__DATA TO PROCESS__.
## BEGIN

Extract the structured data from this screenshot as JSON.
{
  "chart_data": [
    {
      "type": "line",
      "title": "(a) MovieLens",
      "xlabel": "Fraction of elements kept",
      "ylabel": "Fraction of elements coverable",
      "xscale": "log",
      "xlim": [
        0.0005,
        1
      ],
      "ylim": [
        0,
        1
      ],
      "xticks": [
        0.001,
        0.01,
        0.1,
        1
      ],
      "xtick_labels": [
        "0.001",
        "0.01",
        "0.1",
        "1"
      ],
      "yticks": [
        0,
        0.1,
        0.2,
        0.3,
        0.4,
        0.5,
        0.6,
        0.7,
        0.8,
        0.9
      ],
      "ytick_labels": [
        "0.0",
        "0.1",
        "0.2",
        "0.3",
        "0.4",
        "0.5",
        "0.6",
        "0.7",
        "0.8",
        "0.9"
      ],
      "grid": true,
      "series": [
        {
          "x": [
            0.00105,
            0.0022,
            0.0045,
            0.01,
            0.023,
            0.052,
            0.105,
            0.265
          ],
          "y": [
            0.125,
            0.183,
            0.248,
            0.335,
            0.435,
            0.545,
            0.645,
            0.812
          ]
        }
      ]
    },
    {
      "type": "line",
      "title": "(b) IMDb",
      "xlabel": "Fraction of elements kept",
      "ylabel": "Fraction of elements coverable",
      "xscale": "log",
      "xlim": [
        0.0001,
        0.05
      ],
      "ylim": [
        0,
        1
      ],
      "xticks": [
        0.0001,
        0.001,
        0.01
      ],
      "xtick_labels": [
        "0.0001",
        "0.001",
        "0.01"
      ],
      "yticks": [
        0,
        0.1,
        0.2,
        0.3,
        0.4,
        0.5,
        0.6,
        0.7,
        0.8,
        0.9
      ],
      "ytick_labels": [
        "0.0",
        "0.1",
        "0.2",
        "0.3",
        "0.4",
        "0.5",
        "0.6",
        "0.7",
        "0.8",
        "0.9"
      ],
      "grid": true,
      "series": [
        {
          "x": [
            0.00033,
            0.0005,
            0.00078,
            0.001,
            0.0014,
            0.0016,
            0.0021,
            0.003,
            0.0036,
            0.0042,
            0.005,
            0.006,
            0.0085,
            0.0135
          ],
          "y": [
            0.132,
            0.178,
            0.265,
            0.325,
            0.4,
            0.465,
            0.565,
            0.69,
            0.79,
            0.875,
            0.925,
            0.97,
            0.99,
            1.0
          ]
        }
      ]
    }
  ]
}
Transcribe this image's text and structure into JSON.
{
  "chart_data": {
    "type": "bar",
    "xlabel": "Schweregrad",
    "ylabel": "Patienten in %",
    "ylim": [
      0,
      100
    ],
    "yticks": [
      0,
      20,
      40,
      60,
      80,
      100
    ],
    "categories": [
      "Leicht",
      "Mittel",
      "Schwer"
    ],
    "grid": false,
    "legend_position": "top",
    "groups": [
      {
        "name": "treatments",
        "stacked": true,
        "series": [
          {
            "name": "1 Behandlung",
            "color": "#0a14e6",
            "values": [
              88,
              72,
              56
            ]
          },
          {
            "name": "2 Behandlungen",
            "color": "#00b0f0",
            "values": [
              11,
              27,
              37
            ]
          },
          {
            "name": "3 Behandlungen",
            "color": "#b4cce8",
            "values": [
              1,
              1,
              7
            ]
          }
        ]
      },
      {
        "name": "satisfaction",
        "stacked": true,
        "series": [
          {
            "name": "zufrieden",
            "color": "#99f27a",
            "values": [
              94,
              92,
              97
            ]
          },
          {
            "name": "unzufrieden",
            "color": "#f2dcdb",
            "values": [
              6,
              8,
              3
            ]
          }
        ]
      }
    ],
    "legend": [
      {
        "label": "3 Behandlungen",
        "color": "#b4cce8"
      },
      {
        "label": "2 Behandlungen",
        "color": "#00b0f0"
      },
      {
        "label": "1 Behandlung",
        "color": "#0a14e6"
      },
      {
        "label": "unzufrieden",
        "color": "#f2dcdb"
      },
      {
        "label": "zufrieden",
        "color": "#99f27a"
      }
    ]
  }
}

## END

Looking at the material above, count the lines that hold "color" and give the total alone.

10